[Saved entries]
☆ ☆ ☆

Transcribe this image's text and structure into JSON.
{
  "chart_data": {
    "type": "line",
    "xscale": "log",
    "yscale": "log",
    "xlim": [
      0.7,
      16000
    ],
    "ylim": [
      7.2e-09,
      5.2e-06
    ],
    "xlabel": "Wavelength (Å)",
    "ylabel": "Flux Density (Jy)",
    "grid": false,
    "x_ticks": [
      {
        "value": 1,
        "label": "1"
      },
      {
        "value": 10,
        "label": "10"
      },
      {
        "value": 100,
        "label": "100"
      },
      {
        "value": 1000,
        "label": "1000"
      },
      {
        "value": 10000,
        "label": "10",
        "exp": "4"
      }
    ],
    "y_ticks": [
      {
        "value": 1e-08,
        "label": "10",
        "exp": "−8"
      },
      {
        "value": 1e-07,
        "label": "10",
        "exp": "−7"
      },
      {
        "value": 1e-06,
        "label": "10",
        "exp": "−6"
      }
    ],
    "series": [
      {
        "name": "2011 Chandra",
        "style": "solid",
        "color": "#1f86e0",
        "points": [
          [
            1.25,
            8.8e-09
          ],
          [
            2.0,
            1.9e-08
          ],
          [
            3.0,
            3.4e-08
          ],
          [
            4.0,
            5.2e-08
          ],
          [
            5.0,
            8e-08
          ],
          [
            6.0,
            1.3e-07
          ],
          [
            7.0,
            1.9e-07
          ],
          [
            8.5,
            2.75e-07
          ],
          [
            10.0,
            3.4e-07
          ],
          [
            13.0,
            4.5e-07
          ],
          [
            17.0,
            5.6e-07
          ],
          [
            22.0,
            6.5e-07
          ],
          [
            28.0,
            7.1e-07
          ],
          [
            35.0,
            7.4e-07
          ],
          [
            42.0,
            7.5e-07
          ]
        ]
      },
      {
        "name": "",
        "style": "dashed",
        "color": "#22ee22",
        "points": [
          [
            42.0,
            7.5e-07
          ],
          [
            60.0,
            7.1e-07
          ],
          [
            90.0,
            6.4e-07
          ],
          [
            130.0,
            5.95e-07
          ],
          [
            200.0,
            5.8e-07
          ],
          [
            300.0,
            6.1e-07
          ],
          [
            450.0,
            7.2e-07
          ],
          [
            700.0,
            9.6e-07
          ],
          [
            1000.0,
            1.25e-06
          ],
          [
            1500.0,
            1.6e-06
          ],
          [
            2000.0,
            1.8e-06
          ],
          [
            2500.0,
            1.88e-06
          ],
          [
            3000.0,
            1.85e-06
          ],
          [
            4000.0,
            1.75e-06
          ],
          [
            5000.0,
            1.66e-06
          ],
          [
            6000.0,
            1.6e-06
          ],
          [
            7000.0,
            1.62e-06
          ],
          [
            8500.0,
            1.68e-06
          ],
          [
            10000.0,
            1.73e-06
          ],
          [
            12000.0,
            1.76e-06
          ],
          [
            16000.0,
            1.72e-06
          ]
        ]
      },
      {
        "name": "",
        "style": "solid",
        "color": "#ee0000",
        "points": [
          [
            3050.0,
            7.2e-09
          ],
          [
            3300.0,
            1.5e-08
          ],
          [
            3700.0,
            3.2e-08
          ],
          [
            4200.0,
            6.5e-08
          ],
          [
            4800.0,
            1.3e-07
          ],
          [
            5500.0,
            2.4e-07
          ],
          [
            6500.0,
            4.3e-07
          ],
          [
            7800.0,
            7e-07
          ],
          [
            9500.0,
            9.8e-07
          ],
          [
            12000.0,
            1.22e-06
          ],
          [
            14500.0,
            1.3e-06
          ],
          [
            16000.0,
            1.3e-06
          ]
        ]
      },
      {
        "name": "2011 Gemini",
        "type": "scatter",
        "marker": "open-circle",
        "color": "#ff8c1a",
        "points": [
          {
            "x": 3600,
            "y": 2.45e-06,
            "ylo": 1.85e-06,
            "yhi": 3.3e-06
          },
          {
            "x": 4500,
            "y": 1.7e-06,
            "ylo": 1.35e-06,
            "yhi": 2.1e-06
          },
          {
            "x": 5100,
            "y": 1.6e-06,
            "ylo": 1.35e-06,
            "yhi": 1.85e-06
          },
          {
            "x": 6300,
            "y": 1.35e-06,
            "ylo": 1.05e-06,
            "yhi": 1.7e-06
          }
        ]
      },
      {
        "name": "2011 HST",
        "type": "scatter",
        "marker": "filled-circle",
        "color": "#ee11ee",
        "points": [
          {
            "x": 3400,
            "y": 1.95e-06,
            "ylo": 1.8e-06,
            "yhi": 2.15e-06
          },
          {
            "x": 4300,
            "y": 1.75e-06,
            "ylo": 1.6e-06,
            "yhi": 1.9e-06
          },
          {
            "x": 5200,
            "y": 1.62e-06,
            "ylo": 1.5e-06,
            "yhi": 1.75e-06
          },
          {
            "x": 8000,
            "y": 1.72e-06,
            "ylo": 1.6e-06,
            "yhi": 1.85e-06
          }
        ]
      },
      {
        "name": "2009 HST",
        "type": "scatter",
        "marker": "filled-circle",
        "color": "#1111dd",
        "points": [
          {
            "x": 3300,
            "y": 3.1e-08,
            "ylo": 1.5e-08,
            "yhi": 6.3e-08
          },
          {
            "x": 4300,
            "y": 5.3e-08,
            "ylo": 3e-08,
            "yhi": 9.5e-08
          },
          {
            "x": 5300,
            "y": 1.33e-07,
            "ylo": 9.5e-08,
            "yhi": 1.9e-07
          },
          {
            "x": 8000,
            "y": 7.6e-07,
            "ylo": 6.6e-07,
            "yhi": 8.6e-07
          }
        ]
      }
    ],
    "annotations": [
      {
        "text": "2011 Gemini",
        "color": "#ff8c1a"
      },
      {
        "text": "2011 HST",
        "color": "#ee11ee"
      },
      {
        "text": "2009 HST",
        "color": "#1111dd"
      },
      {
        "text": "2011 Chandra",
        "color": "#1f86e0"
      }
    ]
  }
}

☆ ☆ ☆

## Problem description:
Produce an exact copy of all the records.

## Solution:
Transcribe this image's text and structure into JSON.
{
  "chart_data": {
    "type": "line",
    "xscale": "log",
    "yscale": "log",
    "xlim": [
      0.7,
      16000
    ],
    "ylim": [
      7.2e-09,
      5.2e-06
    ],
    "xlabel": "Wavelength (Å)",
    "ylabel": "Flux Density (Jy)",
    "grid": false,
    "x_ticks": [
      {
        "value": 1,
        "label": "1"
      },
      {
        "value": 10,
        "label": "10"
      },
      {
        "value": 100,
        "label": "100"
      },
      {
        "value": 1000,
        "label": "1000"
      },
      {
        "value": 10000,
        "label": "10",
        "exp": "4"
      }
    ],
    "y_ticks": [
      {
        "value": 1e-08,
        "label": "10",
        "exp": "−8"
      },
      {
        "value": 1e-07,
        "label": "10",
        "exp": "−7"
      },
      {
        "value": 1e-06,
        "label": "10",
        "exp": "−6"
      }
    ],
    "series": [
      {
        "name": "2011 Chandra",
        "style": "solid",
        "color": "#1f86e0",
        "points": [
          [
            1.25,
            8.8e-09
          ],
          [
            2.0,
            1.9e-08
          ],
          [
            3.0,
            3.4e-08
          ],
          [
            4.0,
            5.2e-08
          ],
          [
            5.0,
            8e-08
          ],
          [
            6.0,
            1.3e-07
          ],
          [
            7.0,
            1.9e-07
          ],
          [
            8.5,
            2.75e-07
          ],
          [
            10.0,
            3.4e-07
          ],
          [
            13.0,
            4.5e-07
          ],
          [
            17.0,
            5.6e-07
          ],
          [
            22.0,
            6.5e-07
          ],
          [
            28.0,
            7.1e-07
          ],
          [
            35.0,
            7.4e-07
          ],
          [
            42.0,
            7.5e-07
          ]
        ]
      },
      {
        "name": "",
        "style": "dashed",
        "color": "#22ee22",
        "points": [
          [
            42.0,
            7.5e-07
          ],
          [
            60.0,
            7.1e-07
          ],
          [
            90.0,
            6.4e-07
          ],
          [
            130.0,
            5.95e-07
          ],
          [
            200.0,
            5.8e-07
          ],
          [
            300.0,
            6.1e-07
          ],
          [
            450.0,
            7.2e-07
          ],
          [
            700.0,
            9.6e-07
          ],
          [
            1000.0,
            1.25e-06
          ],
          [
            1500.0,
            1.6e-06
          ],
          [
            2000.0,
            1.8e-06
          ],
          [
            2500.0,
            1.88e-06
          ],
          [
            3000.0,
            1.85e-06
          ],
          [
            4000.0,
            1.75e-06
          ],
          [
            5000.0,
            1.66e-06
          ],
          [
            6000.0,
            1.6e-06
          ],
          [
            7000.0,
            1.62e-06
          ],
          [
            8500.0,
            1.68e-06
          ],
          [
            10000.0,
            1.73e-06
          ],
          [
            12000.0,
            1.76e-06
          ],
          [
            16000.0,
            1.72e-06
          ]
        ]
      },
      {
        "name": "",
        "style": "solid",
        "color": "#ee0000",
        "points": [
          [
            3050.0,
            7.2e-09
          ],
          [
            3300.0,
            1.5e-08
          ],
          [
            3700.0,
            3.2e-08
          ],
          [
            4200.0,
            6.5e-08
          ],
          [
            4800.0,
            1.3e-07
          ],
          [
            5500.0,
            2.4e-07
          ],
          [
            6500.0,
            4.3e-07
          ],
          [
            7800.0,
            7e-07
          ],
          [
            9500.0,
            9.8e-07
          ],
          [
            12000.0,
            1.22e-06
          ],
          [
            14500.0,
            1.3e-06
          ],
          [
            16000.0,
            1.3e-06
          ]
        ]
      },
      {
        "name": "2011 Gemini",
        "type": "scatter",
        "marker": "open-circle",
        "color": "#ff8c1a",
        "points": [
          {
            "x": 3600,
            "y": 2.45e-06,
            "ylo": 1.85e-06,
            "yhi": 3.3e-06
          },
          {
            "x": 4500,
            "y": 1.7e-06,
            "ylo": 1.35e-06,
            "yhi": 2.1e-06
          },
          {
            "x": 5100,
            "y": 1.6e-06,
            "ylo": 1.35e-06,
            "yhi": 1.85e-06
          },
          {
            "x": 6300,
            "y": 1.35e-06,
            "ylo": 1.05e-06,
            "yhi": 1.7e-06
          }
        ]
      },
      {
        "name": "2011 HST",
        "type": "scatter",
        "marker": "filled-circle",
        "color": "#ee11ee",
        "points": [
          {
            "x": 3400,
            "y": 1.95e-06,
            "ylo": 1.8e-06,
            "yhi": 2.15e-06
          },
          {
            "x": 4300,
            "y": 1.75e-06,
            "ylo": 1.6e-06,
            "yhi": 1.9e-06
          },
          {
            "x": 5200,
            "y": 1.62e-06,
            "ylo": 1.5e-06,
            "yhi": 1.75e-06
          },
          {
            "x": 8000,
            "y": 1.72e-06,
            "ylo": 1.6e-06,
            "yhi": 1.85e-06
          }
        ]
      },
      {
        "name": "2009 HST",
        "type": "scatter",
        "marker": "filled-circle",
        "color": "#1111dd",
        "points": [
          {
            "x": 3300,
            "y": 3.1e-08,
            "ylo": 1.5e-08,
            "yhi": 6.3e-08
          },
          {
            "x": 4300,
            "y": 5.3e-08,
            "ylo": 3e-08,
            "yhi": 9.5e-08
          },
          {
            "x": 5300,
            "y": 1.33e-07,
            "ylo": 9.5e-08,
            "yhi": 1.9e-07
          },
          {
            "x": 8000,
            "y": 7.6e-07,
            "ylo": 6.6e-07,
            "yhi": 8.6e-07
          }
        ]
      }
    ],
    "annotations": [
      {
        "text": "2011 Gemini",
        "color": "#ff8c1a"
      },
      {
        "text": "2011 HST",
        "color": "#ee11ee"
      },
      {
        "text": "2009 HST",
        "color": "#1111dd"
      },
      {
        "text": "2011 Chandra",
        "color": "#1f86e0"
      }
    ]
  }
}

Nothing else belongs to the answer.